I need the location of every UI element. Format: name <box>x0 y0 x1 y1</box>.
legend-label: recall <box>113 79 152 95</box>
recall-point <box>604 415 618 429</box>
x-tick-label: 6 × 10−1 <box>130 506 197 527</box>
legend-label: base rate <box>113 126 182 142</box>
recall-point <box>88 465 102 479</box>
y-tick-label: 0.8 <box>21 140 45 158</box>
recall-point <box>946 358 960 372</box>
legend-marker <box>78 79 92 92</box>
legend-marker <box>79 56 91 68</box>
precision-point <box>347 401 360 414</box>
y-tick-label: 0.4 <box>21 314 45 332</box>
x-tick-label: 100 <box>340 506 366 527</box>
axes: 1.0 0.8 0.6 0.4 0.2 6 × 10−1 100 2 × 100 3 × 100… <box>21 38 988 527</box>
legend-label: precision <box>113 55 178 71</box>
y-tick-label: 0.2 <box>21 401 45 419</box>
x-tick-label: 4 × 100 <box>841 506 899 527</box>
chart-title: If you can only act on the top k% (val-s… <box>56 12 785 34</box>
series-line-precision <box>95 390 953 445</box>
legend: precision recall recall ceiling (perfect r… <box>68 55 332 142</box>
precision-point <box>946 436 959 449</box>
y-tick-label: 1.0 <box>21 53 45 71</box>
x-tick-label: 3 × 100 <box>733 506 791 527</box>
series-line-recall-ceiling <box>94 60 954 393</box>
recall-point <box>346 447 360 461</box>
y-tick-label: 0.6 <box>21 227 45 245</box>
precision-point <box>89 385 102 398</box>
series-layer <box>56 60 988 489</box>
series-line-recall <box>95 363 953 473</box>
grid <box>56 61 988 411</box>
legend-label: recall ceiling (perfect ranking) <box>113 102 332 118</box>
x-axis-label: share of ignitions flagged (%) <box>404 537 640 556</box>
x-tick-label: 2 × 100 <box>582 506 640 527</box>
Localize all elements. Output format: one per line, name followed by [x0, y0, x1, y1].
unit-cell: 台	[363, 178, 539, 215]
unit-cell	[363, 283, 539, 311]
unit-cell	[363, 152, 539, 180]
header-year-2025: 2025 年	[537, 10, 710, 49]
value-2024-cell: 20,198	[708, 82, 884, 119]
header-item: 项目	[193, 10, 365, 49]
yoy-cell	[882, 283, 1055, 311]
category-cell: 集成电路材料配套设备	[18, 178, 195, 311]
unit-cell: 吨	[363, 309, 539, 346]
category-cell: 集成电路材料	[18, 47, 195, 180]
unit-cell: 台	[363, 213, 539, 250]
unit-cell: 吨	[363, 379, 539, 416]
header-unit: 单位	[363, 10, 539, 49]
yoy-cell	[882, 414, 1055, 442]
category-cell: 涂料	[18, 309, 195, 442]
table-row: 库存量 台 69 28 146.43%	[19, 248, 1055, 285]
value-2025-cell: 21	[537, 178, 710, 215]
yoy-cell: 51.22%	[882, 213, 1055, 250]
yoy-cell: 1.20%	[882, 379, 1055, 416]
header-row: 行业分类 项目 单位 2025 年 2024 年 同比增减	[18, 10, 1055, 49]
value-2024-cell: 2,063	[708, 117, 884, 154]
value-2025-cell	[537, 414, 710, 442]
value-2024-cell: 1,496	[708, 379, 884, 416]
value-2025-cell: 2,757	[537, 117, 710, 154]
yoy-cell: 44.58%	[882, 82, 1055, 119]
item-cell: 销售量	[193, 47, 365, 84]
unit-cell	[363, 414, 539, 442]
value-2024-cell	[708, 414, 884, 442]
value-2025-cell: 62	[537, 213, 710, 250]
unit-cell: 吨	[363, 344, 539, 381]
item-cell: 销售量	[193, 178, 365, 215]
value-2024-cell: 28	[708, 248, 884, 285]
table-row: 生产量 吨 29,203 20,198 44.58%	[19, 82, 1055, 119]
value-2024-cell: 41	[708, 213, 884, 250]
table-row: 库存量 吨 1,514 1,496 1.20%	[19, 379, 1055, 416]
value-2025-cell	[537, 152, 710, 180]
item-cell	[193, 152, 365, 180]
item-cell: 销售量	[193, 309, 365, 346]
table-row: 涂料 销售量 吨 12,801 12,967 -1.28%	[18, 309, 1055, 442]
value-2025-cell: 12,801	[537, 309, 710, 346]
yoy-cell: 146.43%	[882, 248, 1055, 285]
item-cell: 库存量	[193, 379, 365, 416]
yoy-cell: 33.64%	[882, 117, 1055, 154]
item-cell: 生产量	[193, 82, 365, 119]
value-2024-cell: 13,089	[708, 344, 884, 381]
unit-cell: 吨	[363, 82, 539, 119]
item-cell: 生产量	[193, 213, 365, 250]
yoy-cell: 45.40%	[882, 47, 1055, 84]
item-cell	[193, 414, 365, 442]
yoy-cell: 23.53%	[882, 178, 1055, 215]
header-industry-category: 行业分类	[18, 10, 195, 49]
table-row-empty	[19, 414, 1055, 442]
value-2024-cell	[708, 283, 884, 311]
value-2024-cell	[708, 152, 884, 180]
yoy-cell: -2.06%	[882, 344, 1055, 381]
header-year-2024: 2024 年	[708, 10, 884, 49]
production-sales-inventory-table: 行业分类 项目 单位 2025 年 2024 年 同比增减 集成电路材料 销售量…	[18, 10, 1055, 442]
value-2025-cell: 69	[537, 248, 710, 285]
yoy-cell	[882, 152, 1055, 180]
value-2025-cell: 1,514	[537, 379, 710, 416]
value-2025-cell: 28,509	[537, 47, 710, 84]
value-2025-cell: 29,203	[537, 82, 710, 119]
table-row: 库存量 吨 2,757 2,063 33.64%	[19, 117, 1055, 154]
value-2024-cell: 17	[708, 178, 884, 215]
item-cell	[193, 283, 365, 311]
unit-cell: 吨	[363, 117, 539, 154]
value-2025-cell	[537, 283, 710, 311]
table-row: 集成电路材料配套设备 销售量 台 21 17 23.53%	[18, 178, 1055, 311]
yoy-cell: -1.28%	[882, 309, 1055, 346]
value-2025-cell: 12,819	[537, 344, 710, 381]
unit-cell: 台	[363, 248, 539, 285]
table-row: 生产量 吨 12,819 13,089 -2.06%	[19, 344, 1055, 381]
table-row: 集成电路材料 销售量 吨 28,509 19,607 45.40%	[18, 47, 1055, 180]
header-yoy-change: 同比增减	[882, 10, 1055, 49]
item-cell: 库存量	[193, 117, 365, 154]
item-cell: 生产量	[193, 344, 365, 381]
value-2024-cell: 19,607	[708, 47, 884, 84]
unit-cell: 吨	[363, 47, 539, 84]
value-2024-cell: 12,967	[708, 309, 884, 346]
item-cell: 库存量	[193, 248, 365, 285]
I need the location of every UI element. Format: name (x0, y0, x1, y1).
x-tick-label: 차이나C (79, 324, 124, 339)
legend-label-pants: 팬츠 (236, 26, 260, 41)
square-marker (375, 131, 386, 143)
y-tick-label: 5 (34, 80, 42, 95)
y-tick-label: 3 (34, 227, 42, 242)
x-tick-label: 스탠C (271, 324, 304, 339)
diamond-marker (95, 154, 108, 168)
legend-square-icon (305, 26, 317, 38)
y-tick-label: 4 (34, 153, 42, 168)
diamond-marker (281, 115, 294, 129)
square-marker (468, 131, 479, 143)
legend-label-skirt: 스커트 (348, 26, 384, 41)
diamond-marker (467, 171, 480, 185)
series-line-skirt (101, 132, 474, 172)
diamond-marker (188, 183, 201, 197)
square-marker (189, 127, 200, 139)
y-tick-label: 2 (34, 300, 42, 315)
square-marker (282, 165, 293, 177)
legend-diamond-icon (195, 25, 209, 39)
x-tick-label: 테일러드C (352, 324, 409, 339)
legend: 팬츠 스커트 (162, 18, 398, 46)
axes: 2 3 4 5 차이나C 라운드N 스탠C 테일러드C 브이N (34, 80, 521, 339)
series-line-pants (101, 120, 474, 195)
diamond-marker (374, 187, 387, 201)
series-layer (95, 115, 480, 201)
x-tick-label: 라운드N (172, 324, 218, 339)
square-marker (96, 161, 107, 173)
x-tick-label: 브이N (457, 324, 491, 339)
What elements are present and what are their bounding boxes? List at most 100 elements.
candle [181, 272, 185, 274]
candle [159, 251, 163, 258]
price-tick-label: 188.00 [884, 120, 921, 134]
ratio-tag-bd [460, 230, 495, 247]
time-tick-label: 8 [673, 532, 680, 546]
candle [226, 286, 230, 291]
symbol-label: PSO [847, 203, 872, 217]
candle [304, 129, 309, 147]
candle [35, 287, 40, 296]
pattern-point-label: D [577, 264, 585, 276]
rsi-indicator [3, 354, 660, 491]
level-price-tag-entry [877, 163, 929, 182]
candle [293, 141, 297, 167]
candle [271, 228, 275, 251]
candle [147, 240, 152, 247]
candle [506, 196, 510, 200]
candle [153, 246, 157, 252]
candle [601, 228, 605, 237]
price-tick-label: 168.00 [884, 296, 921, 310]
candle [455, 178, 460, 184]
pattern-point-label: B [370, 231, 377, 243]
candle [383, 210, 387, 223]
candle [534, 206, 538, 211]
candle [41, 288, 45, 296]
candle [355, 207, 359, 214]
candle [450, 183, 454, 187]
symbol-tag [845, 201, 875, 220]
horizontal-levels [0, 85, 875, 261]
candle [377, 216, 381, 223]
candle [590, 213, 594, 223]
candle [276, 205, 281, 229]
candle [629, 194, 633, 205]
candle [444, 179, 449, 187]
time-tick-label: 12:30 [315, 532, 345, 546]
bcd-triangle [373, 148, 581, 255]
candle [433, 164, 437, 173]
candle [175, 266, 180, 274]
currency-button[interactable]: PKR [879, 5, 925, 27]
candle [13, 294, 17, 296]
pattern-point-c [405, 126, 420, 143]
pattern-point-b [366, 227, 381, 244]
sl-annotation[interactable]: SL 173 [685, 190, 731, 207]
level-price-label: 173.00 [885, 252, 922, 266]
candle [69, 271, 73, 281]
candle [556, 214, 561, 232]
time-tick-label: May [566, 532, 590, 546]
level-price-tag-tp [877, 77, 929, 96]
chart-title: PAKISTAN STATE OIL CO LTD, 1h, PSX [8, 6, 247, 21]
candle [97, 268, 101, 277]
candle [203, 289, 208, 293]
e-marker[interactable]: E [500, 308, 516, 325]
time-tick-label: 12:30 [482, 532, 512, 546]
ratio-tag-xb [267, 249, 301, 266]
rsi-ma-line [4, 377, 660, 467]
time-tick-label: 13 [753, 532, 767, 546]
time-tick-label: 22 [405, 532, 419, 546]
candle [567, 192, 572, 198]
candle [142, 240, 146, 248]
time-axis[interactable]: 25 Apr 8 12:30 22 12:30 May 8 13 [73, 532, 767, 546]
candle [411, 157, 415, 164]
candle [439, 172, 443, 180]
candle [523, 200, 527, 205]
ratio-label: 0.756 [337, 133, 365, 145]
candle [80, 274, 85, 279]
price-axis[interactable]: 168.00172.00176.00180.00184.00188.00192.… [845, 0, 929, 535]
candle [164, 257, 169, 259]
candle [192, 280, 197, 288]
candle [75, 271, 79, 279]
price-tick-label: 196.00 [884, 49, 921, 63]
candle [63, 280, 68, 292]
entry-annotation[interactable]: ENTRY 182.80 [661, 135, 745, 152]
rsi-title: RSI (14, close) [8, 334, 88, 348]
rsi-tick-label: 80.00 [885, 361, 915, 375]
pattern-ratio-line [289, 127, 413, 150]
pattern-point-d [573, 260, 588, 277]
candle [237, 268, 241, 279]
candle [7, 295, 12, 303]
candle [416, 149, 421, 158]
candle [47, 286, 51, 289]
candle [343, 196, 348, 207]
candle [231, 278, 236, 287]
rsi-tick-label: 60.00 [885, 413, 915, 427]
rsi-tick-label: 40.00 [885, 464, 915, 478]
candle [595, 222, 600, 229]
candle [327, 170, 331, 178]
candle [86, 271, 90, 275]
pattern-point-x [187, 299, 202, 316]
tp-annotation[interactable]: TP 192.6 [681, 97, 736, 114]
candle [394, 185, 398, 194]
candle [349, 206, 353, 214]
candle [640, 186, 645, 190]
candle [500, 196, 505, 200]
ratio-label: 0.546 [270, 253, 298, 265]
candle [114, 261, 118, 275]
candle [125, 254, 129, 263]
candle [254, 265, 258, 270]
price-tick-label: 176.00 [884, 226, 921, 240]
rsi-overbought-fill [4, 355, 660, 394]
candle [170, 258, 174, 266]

____

▶ _DIRECTIVE_
Please rename "legend-label" to "legend-text" in the part that opens with the first line and closes with the line containing "legend-marker <box>78 79 92 92</box>", and return only those lines with everything else unchanged.

▶ _REPLY TO THE TASK_
I need the location of every UI element. Format: name <box>x0 y0 x1 y1</box>.
legend-text: recall <box>113 79 152 95</box>
recall-point <box>604 415 618 429</box>
x-tick-label: 6 × 10−1 <box>130 506 197 527</box>
legend-text: base rate <box>113 126 182 142</box>
recall-point <box>88 465 102 479</box>
y-tick-label: 0.8 <box>21 140 45 158</box>
recall-point <box>946 358 960 372</box>
legend-marker <box>78 79 92 92</box>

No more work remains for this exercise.